WORK TO BE COMPLETED:
State the number of lines in these records holding "name". Say nothing more.

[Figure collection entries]
-.-.-

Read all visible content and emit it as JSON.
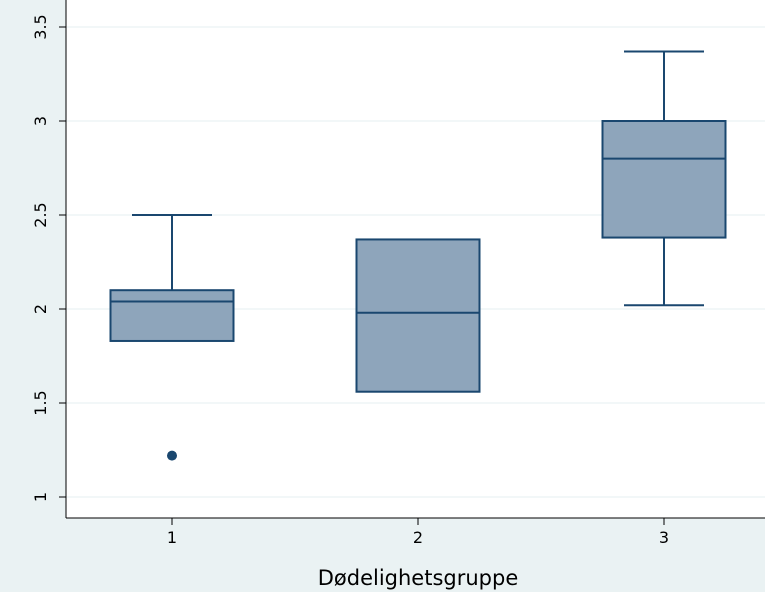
{
  "chart_data": {
    "type": "box",
    "title": "",
    "xlabel": "Dødelighetsgruppe",
    "ylabel": "",
    "ylim": [
      0.9,
      3.6
    ],
    "yticks": [
      "1",
      "1.5",
      "2",
      "2.5",
      "3",
      "3.5"
    ],
    "ytick_values": [
      1,
      1.5,
      2,
      2.5,
      3,
      3.5
    ],
    "categories": [
      "1",
      "2",
      "3"
    ],
    "boxes": [
      {
        "category": "1",
        "whisker_low": 1.83,
        "q1": 1.83,
        "median": 2.04,
        "q3": 2.1,
        "whisker_high": 2.5,
        "outliers": [
          1.22
        ]
      },
      {
        "category": "2",
        "whisker_low": 1.56,
        "q1": 1.56,
        "median": 1.98,
        "q3": 2.37,
        "whisker_high": 2.37,
        "outliers": []
      },
      {
        "category": "3",
        "whisker_low": 2.02,
        "q1": 2.38,
        "median": 2.8,
        "q3": 3.0,
        "whisker_high": 3.37,
        "outliers": []
      }
    ],
    "grid": true,
    "colors": {
      "box_fill": "#8ea5bb",
      "box_stroke": "#1a476f",
      "plot_background": "#ffffff",
      "page_background": "#eaf2f3"
    }
  }
}
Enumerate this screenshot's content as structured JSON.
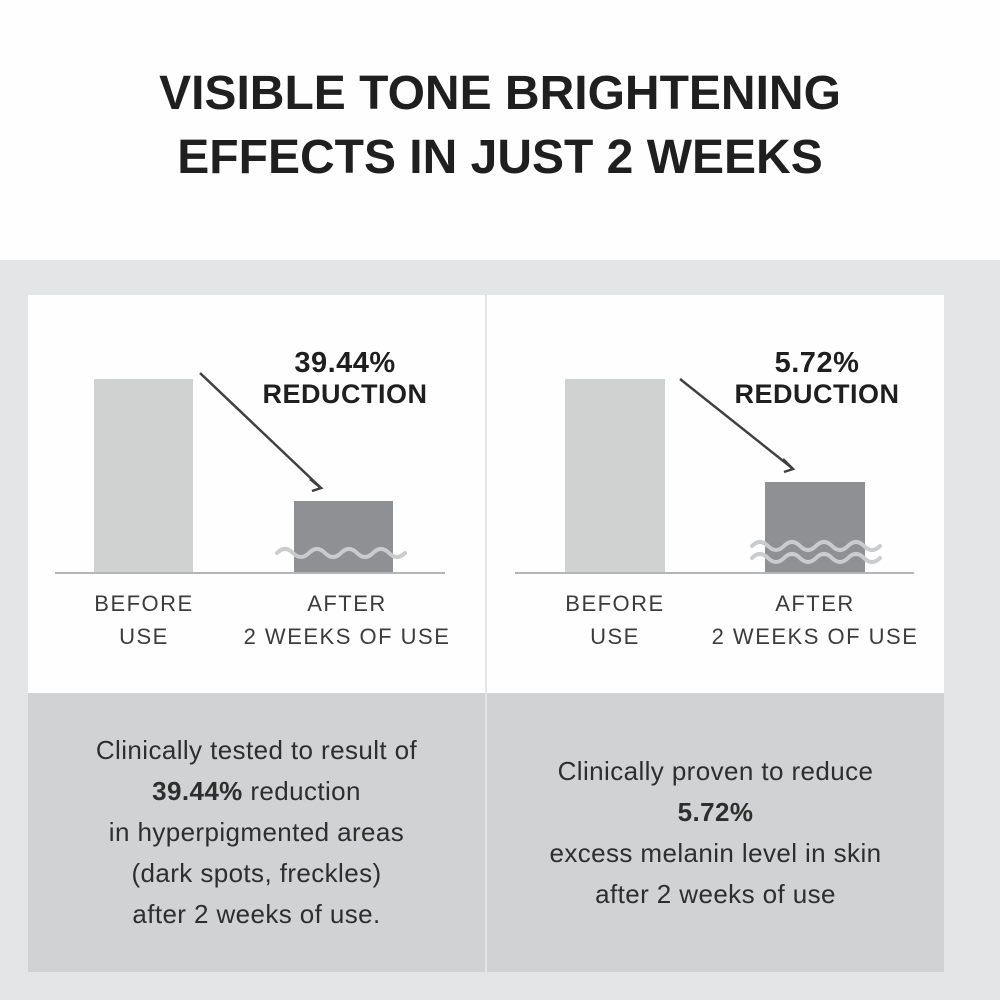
{
  "title": {
    "line1": "VISIBLE TONE BRIGHTENING",
    "line2": "EFFECTS IN JUST 2 WEEKS"
  },
  "chart_data": [
    {
      "type": "bar",
      "title": "39.44% REDUCTION",
      "categories": [
        "BEFORE USE",
        "AFTER 2 WEEKS OF USE"
      ],
      "values": [
        100,
        37
      ],
      "ylim": [
        0,
        100
      ],
      "grid": false,
      "legend": "none",
      "annotation": "39.44% REDUCTION",
      "note": "Relative bar heights as drawn; AFTER bar carries a single axis-break wave (not to scale)"
    },
    {
      "type": "bar",
      "title": "5.72% REDUCTION",
      "categories": [
        "BEFORE USE",
        "AFTER 2 WEEKS OF USE"
      ],
      "values": [
        100,
        47
      ],
      "ylim": [
        0,
        100
      ],
      "grid": false,
      "legend": "none",
      "annotation": "5.72% REDUCTION",
      "note": "Relative bar heights as drawn; AFTER bar carries a double axis-break wave (not to scale)"
    }
  ],
  "panels": [
    {
      "reduction_value": "39.44%",
      "reduction_word": "REDUCTION",
      "before_label": [
        "BEFORE",
        "USE"
      ],
      "after_label": [
        "AFTER",
        "2 WEEKS OF USE"
      ],
      "caption": {
        "line1": "Clinically tested to result of",
        "line2_bold": "39.44%",
        "line2_rest": " reduction",
        "line3": "in hyperpigmented areas",
        "line4": "(dark spots, freckles)",
        "line5": "after 2 weeks of use."
      }
    },
    {
      "reduction_value": "5.72%",
      "reduction_word": "REDUCTION",
      "before_label": [
        "BEFORE",
        "USE"
      ],
      "after_label": [
        "AFTER",
        "2 WEEKS OF USE"
      ],
      "caption": {
        "line1": "Clinically proven to reduce",
        "line2_bold": "5.72%",
        "line3": "excess melanin level in skin",
        "line4": "after 2 weeks of use"
      }
    }
  ],
  "colors": {
    "page_bg": "#fefefe",
    "section_bg": "#e4e5e6",
    "panel_bg": "#fefefe",
    "caption_bg": "#d1d2d3",
    "bar_before": "#d0d1d1",
    "bar_after": "#8e9093",
    "baseline": "#b4b6b7",
    "wave": "#c9cbcc",
    "arrow": "#404040",
    "title_text": "#1f1f1f",
    "label_text": "#3c3c3c",
    "caption_text": "#2e2e2e"
  }
}
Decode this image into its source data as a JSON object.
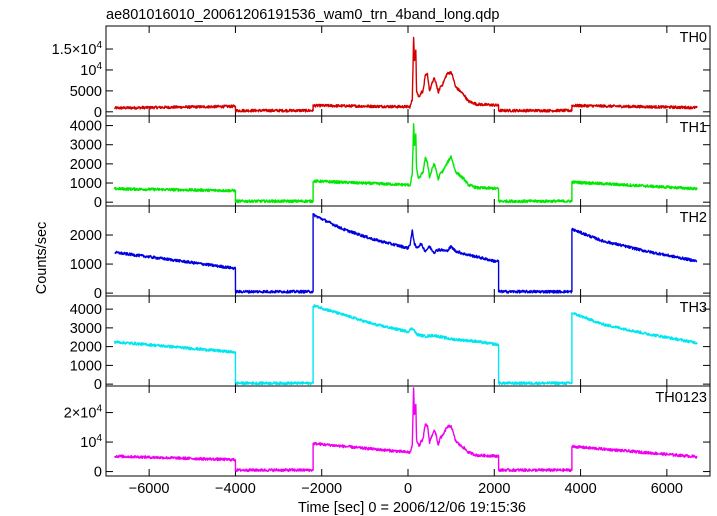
{
  "title": "ae801016010_20061206191536_wam0_trn_4band_long.qdp",
  "xlabel": "Time [sec] 0 = 2006/12/06 19:15:36",
  "ylabel": "Counts/sec",
  "chart_data": {
    "type": "line",
    "shared_x_axis": true,
    "xlim": [
      -7000,
      7000
    ],
    "x_ticks": [
      -6000,
      -4000,
      -2000,
      0,
      2000,
      4000,
      6000
    ],
    "x_tick_labels": [
      "−6000",
      "−4000",
      "−2000",
      "0",
      "2000",
      "4000",
      "6000"
    ],
    "panels": [
      {
        "name": "TH0",
        "color": "#d40000",
        "ylim": [
          -1000,
          20500
        ],
        "y_ticks": [
          0,
          5000,
          10000,
          15000
        ],
        "y_tick_labels": [
          {
            "mant": "0"
          },
          {
            "mant": "5000"
          },
          {
            "mant": "10",
            "exp": "4"
          },
          {
            "mant": "1.5×10",
            "exp": "4"
          }
        ],
        "x": [
          -6800,
          -4000,
          -3999,
          -2200,
          -2199,
          50,
          100,
          130,
          150,
          180,
          200,
          250,
          300,
          350,
          400,
          450,
          500,
          600,
          650,
          700,
          750,
          800,
          900,
          1000,
          1050,
          1100,
          1200,
          1300,
          1400,
          1600,
          2000,
          2100,
          2101,
          3799,
          3800,
          6700
        ],
        "values": [
          900,
          1300,
          300,
          300,
          1500,
          1200,
          3000,
          18000,
          12000,
          15000,
          5000,
          3500,
          4500,
          5000,
          8500,
          9000,
          5000,
          8000,
          7000,
          4500,
          6000,
          6500,
          9000,
          9500,
          8000,
          6000,
          5000,
          4000,
          2500,
          1800,
          1600,
          1500,
          300,
          300,
          1500,
          1000
        ]
      },
      {
        "name": "TH1",
        "color": "#00e800",
        "ylim": [
          -200,
          4500
        ],
        "y_ticks": [
          0,
          1000,
          2000,
          3000,
          4000
        ],
        "y_tick_labels": [
          {
            "mant": "0"
          },
          {
            "mant": "1000"
          },
          {
            "mant": "2000"
          },
          {
            "mant": "3000"
          },
          {
            "mant": "4000"
          }
        ],
        "x": [
          -6800,
          -4000,
          -3999,
          -2200,
          -2199,
          50,
          100,
          130,
          150,
          180,
          200,
          250,
          300,
          350,
          400,
          450,
          500,
          600,
          650,
          700,
          750,
          800,
          900,
          1000,
          1050,
          1100,
          1200,
          1300,
          1400,
          1600,
          2000,
          2100,
          2101,
          3799,
          3800,
          6700
        ],
        "values": [
          700,
          600,
          50,
          50,
          1100,
          900,
          1500,
          4100,
          3000,
          3500,
          1700,
          1200,
          1400,
          1600,
          2300,
          2100,
          1300,
          2000,
          1700,
          1200,
          1500,
          1600,
          2000,
          2400,
          2000,
          1600,
          1400,
          1200,
          900,
          750,
          720,
          700,
          50,
          50,
          1050,
          700
        ]
      },
      {
        "name": "TH2",
        "color": "#0000e0",
        "ylim": [
          -100,
          3000
        ],
        "y_ticks": [
          0,
          1000,
          2000
        ],
        "y_tick_labels": [
          {
            "mant": "0"
          },
          {
            "mant": "1000"
          },
          {
            "mant": "2000"
          }
        ],
        "x": [
          -6800,
          -6000,
          -5000,
          -4000,
          -3999,
          -2200,
          -2199,
          -1500,
          -800,
          0,
          50,
          100,
          150,
          200,
          300,
          400,
          500,
          600,
          700,
          900,
          1000,
          1100,
          1300,
          1600,
          2000,
          2100,
          2101,
          3799,
          3800,
          4500,
          5500,
          6700
        ],
        "values": [
          1400,
          1250,
          1050,
          850,
          50,
          50,
          2700,
          2200,
          1850,
          1550,
          1700,
          2150,
          1700,
          1550,
          1700,
          1450,
          1600,
          1400,
          1500,
          1450,
          1600,
          1450,
          1350,
          1250,
          1100,
          1100,
          50,
          50,
          2200,
          1800,
          1450,
          1100
        ]
      },
      {
        "name": "TH3",
        "color": "#00e6f0",
        "ylim": [
          -100,
          4700
        ],
        "y_ticks": [
          0,
          1000,
          2000,
          3000,
          4000
        ],
        "y_tick_labels": [
          {
            "mant": "0"
          },
          {
            "mant": "1000"
          },
          {
            "mant": "2000"
          },
          {
            "mant": "3000"
          },
          {
            "mant": "4000"
          }
        ],
        "x": [
          -6800,
          -6000,
          -5000,
          -4000,
          -3999,
          -2200,
          -2199,
          -1500,
          -800,
          0,
          100,
          150,
          200,
          400,
          600,
          1000,
          1500,
          2100,
          2101,
          3799,
          3800,
          4500,
          5500,
          6700
        ],
        "values": [
          2250,
          2100,
          1900,
          1700,
          50,
          50,
          4200,
          3700,
          3200,
          2800,
          3000,
          2850,
          2650,
          2550,
          2600,
          2400,
          2300,
          2100,
          50,
          50,
          3800,
          3200,
          2700,
          2200
        ]
      },
      {
        "name": "TH0123",
        "color": "#f000f0",
        "ylim": [
          -1500,
          29000
        ],
        "y_ticks": [
          0,
          10000,
          20000
        ],
        "y_tick_labels": [
          {
            "mant": "0"
          },
          {
            "mant": "10",
            "exp": "4"
          },
          {
            "mant": "2×10",
            "exp": "4"
          }
        ],
        "x": [
          -6800,
          -4000,
          -3999,
          -2200,
          -2199,
          50,
          100,
          130,
          150,
          180,
          200,
          250,
          300,
          350,
          400,
          450,
          500,
          600,
          650,
          700,
          750,
          800,
          900,
          1000,
          1050,
          1100,
          1200,
          1300,
          1400,
          1600,
          2000,
          2100,
          2101,
          3799,
          3800,
          6700
        ],
        "values": [
          5200,
          4000,
          500,
          500,
          9500,
          6500,
          9000,
          28500,
          19000,
          23000,
          11000,
          8500,
          10000,
          11000,
          16000,
          15500,
          10000,
          14000,
          12500,
          9000,
          11500,
          12000,
          15000,
          15500,
          13000,
          10500,
          9000,
          8000,
          6500,
          5500,
          5300,
          5200,
          500,
          500,
          8500,
          5000
        ]
      }
    ]
  }
}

-.-.-

OUTPUT BELOW:
5